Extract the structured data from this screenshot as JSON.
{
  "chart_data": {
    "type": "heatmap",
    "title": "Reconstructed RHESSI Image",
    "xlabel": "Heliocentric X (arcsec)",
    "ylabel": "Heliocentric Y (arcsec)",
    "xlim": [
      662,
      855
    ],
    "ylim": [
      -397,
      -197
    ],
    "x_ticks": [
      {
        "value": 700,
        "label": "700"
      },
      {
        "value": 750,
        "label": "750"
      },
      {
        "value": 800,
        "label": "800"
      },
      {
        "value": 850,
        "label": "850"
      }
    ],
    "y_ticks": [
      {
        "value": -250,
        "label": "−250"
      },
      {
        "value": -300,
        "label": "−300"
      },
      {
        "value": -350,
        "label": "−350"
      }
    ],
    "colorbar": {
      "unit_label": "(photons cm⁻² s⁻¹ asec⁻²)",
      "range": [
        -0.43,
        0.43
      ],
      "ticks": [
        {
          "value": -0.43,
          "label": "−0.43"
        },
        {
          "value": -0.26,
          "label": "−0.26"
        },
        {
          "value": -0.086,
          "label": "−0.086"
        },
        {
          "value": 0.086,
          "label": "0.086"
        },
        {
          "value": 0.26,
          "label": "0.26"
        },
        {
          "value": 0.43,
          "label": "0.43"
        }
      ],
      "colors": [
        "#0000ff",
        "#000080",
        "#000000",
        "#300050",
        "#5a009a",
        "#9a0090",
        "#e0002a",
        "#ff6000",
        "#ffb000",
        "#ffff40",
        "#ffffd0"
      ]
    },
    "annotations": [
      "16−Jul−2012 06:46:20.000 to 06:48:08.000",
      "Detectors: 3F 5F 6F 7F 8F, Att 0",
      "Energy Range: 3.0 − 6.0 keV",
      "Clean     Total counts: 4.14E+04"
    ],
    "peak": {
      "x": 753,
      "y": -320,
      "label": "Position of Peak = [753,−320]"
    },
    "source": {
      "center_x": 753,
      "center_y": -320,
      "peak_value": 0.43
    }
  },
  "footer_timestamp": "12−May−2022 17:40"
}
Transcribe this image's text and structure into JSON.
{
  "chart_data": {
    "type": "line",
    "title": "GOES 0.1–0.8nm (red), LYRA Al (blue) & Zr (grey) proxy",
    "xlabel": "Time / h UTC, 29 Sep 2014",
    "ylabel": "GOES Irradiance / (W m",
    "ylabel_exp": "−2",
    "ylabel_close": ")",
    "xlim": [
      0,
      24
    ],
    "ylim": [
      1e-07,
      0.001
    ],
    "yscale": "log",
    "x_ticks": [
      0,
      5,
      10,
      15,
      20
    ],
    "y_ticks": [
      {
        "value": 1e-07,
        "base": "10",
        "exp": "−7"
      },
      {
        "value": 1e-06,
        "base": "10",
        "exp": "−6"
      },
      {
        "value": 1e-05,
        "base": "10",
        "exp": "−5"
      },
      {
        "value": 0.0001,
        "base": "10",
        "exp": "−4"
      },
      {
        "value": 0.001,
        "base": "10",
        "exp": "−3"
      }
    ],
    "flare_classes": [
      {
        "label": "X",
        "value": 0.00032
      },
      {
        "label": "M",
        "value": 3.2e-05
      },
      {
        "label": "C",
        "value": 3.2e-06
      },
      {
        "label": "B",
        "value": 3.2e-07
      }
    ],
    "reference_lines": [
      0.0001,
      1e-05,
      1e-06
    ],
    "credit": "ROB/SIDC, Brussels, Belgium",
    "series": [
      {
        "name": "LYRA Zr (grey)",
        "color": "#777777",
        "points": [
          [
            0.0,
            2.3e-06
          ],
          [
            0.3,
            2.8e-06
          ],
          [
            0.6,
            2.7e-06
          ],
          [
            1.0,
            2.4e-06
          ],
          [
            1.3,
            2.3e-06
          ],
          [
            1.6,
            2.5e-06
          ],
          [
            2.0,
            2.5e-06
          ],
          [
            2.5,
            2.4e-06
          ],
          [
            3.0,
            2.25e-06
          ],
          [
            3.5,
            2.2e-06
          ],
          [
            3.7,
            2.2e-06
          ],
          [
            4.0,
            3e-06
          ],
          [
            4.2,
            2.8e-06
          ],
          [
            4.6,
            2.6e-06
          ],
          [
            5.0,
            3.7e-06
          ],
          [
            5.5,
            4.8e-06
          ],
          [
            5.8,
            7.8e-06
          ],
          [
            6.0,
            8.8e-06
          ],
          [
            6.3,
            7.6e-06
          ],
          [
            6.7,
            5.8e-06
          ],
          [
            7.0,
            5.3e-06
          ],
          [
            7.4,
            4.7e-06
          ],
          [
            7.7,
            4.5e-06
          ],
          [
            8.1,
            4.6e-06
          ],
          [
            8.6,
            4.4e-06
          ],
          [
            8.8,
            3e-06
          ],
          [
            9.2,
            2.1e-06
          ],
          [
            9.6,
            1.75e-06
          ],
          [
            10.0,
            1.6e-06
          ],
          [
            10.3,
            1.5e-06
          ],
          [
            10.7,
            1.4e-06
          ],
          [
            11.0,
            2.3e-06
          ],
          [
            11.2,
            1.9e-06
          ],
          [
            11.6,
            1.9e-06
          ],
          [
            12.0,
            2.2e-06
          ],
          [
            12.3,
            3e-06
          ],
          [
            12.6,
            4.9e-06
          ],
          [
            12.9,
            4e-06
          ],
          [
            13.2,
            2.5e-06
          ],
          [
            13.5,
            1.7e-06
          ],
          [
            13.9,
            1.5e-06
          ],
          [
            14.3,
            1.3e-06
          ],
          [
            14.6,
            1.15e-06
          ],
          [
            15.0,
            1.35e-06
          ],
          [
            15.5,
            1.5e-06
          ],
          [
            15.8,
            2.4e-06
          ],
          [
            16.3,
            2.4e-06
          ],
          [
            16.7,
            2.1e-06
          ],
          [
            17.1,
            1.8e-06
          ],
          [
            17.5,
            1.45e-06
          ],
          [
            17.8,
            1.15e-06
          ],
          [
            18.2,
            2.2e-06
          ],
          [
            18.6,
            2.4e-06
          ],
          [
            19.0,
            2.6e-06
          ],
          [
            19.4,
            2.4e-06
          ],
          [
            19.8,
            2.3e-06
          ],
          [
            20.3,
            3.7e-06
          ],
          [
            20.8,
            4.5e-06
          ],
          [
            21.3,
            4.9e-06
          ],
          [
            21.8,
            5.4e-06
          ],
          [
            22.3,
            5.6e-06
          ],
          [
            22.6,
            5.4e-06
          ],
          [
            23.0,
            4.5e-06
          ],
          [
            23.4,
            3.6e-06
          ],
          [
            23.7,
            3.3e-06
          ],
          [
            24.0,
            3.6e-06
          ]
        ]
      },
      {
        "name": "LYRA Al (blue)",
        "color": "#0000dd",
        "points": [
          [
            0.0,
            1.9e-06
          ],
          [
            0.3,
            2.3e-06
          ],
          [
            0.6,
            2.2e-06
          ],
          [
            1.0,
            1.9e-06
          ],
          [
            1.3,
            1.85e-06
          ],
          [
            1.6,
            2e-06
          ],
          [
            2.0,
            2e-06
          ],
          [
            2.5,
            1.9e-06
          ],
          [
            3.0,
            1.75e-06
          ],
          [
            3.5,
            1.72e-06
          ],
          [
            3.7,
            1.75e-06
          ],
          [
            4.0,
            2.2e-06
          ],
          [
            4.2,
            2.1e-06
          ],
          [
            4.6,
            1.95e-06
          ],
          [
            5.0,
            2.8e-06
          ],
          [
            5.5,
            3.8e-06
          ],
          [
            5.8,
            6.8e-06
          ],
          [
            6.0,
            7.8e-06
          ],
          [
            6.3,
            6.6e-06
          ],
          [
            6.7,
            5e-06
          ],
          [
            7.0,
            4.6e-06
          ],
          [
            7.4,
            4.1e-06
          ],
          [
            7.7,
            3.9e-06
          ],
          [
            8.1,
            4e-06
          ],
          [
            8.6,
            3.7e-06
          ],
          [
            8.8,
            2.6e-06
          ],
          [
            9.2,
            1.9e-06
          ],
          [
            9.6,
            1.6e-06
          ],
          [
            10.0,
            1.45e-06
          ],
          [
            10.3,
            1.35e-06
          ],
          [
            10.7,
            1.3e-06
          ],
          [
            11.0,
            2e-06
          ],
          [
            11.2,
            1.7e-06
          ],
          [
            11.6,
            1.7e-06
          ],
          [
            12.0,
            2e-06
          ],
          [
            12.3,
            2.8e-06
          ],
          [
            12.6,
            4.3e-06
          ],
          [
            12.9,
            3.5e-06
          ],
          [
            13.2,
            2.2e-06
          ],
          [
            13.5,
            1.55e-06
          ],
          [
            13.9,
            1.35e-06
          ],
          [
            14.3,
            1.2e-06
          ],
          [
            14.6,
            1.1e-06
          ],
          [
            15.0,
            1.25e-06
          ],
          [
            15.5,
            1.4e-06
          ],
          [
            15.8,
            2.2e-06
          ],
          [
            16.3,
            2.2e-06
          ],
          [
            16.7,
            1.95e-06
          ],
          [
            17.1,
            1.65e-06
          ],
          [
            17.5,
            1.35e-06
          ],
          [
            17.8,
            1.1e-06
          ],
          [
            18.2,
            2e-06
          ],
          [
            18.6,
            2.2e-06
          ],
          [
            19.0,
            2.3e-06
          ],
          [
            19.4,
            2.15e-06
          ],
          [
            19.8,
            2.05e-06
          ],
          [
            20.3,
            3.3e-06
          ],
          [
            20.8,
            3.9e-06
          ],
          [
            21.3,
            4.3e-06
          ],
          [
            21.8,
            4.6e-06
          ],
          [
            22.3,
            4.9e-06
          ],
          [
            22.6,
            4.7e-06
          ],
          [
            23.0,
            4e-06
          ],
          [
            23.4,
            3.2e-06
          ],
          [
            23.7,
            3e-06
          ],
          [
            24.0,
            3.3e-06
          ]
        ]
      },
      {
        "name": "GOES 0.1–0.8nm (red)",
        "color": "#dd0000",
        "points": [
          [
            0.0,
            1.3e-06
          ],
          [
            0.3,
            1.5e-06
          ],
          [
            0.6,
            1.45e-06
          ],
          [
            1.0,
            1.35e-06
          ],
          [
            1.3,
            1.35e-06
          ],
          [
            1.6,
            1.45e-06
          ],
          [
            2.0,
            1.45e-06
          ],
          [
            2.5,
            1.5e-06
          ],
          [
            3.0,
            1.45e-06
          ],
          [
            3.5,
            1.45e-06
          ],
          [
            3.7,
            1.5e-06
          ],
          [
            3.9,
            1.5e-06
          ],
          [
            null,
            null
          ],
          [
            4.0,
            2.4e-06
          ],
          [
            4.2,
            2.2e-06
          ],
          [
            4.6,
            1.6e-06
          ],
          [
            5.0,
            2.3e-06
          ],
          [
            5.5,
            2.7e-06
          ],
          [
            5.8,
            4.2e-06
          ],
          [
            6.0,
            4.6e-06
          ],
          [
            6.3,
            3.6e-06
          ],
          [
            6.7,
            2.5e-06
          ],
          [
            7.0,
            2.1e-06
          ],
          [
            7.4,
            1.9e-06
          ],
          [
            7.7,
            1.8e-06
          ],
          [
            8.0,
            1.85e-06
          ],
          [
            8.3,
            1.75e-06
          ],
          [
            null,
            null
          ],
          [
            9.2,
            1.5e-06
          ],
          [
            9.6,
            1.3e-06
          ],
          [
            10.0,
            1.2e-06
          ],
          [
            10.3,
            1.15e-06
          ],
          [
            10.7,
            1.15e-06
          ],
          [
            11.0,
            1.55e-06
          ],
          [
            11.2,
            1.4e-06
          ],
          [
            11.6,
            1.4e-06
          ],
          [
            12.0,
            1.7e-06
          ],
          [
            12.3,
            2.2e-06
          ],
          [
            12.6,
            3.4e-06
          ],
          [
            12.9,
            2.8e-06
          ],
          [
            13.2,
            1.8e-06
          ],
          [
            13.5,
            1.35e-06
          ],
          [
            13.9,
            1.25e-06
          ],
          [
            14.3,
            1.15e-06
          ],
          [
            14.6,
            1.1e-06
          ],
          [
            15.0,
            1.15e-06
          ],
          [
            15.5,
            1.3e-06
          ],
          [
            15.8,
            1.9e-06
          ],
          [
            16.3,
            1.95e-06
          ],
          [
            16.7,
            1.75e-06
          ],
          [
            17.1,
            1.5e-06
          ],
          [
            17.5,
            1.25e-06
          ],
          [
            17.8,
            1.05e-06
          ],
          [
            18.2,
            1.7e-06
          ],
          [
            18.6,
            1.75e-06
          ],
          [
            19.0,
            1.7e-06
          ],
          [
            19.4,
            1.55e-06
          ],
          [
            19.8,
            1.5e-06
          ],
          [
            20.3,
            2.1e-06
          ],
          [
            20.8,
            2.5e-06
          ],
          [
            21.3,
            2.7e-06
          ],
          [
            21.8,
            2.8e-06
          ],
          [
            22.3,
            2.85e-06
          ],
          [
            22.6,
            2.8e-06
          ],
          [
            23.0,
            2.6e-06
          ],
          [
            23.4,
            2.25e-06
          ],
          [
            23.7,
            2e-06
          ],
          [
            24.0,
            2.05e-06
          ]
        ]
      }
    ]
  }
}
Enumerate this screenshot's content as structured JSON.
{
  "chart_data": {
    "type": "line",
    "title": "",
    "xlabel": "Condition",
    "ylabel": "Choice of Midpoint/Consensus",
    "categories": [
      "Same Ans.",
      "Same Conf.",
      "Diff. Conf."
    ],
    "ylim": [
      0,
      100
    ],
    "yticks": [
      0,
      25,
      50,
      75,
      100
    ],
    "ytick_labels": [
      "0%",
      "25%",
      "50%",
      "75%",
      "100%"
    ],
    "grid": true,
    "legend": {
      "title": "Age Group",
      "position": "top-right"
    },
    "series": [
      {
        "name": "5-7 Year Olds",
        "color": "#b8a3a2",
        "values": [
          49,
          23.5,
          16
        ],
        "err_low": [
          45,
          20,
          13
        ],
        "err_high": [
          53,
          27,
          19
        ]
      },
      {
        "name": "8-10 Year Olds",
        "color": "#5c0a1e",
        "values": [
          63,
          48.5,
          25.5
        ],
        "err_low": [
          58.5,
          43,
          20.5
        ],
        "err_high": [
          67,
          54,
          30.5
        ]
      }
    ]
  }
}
---
Task statement - Copy out the lines that hold "screenshot".

Solved problem -
Extract the structured data from this screenshot as JSON.
Enumerate this screenshot's content as structured JSON.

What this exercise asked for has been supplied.